DATA SUPPLIED =>
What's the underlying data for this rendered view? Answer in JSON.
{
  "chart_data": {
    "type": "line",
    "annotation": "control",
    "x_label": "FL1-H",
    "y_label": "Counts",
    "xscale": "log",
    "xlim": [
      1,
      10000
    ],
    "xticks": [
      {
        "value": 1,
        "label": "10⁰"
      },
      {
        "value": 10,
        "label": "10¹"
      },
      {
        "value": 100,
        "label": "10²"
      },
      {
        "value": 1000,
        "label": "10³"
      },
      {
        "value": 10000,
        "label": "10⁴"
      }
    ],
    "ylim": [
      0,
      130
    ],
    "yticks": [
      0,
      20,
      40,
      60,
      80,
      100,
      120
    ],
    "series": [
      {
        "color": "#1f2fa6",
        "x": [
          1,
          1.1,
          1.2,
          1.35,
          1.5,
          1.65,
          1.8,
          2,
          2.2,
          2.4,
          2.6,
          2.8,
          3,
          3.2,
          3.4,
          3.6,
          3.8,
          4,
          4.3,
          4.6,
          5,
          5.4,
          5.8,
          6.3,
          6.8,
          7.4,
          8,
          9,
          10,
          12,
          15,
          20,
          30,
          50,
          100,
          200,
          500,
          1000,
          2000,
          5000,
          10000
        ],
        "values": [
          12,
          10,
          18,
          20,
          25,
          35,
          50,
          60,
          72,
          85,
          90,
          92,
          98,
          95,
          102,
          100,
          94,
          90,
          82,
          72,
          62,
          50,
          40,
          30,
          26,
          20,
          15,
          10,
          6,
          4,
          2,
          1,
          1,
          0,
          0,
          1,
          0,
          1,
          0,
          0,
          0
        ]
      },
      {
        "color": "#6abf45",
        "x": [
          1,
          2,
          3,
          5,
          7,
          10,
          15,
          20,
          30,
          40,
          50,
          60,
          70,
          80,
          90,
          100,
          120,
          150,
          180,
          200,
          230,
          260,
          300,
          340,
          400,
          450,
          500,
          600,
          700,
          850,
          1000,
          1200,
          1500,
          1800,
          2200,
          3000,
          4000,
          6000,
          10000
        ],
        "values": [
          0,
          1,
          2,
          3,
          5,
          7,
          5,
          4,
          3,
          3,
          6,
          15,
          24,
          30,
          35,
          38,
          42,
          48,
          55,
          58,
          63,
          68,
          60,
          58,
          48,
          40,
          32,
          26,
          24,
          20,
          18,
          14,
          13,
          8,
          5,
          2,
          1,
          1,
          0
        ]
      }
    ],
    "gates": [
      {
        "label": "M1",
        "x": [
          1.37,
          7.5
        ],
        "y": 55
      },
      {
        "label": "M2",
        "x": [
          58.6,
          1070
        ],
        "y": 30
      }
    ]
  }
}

--

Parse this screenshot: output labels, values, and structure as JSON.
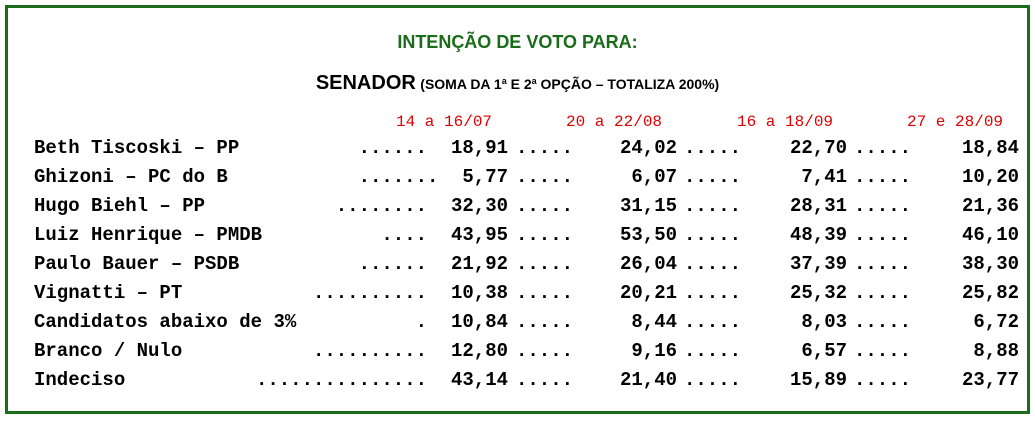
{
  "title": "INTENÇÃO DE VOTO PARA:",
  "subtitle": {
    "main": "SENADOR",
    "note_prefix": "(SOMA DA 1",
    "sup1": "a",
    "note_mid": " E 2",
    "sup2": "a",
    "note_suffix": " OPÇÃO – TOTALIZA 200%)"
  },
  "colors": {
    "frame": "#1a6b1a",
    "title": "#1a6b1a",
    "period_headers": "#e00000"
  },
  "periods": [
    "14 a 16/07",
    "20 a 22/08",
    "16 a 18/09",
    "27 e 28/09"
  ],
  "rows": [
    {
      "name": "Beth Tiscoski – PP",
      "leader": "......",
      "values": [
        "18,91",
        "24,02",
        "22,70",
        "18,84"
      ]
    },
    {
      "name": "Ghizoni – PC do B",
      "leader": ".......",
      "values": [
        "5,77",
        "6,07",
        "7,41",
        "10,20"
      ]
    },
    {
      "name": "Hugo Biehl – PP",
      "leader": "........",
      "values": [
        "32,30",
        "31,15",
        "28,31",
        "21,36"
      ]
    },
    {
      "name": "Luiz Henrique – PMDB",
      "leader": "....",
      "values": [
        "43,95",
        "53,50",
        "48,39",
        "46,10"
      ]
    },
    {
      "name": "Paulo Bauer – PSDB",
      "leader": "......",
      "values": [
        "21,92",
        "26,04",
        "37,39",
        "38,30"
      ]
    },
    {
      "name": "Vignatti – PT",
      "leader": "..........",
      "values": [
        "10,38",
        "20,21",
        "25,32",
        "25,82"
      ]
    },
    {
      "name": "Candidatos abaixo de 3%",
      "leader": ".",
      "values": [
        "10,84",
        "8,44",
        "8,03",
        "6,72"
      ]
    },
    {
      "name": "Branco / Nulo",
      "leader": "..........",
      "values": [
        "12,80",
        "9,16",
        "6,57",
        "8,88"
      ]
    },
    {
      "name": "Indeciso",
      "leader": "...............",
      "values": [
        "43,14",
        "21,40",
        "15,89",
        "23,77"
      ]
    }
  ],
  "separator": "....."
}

--

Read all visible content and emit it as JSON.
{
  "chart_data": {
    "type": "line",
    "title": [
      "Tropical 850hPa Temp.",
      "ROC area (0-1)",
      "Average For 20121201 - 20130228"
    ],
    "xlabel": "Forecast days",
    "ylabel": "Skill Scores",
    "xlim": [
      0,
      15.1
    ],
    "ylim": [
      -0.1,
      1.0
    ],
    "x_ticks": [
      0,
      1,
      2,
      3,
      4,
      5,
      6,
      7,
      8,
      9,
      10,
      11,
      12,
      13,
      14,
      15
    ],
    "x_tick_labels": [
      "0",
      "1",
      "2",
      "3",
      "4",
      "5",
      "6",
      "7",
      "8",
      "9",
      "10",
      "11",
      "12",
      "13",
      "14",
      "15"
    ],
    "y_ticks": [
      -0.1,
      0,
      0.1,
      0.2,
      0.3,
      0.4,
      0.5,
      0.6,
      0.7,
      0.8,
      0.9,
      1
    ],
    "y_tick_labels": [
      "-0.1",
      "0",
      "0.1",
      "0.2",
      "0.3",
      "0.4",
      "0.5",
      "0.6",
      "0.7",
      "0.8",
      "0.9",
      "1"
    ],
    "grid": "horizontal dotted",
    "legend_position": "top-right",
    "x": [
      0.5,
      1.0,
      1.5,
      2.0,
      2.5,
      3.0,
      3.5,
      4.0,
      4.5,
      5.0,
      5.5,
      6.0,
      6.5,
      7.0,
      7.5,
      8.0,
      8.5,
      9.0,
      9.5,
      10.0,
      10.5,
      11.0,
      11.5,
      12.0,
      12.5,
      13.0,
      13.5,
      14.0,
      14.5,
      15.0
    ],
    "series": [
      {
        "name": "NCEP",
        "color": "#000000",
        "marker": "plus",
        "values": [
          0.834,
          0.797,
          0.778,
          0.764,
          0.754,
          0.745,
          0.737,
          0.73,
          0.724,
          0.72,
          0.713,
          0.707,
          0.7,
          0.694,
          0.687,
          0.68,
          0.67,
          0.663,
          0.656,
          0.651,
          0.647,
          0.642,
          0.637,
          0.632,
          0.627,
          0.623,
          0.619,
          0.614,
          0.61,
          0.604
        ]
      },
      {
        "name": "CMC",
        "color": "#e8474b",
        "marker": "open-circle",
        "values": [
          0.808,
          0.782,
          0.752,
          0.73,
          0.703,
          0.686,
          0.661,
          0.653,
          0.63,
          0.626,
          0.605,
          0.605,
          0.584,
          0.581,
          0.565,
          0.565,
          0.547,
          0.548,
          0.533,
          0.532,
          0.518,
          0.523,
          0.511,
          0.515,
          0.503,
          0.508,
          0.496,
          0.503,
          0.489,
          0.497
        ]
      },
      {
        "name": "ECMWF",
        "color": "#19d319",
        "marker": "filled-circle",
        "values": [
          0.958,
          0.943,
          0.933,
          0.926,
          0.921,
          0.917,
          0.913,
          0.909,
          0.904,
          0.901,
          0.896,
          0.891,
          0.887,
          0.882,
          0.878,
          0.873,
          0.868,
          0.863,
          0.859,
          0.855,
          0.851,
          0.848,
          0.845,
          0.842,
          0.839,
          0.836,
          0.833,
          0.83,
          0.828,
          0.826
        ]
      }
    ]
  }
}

TO BE DONE => Find the word "circle" in the entries, and copy every line it shows up in.

COMPLETED TASK =>
        "marker": "open-circle",
        "marker": "filled-circle",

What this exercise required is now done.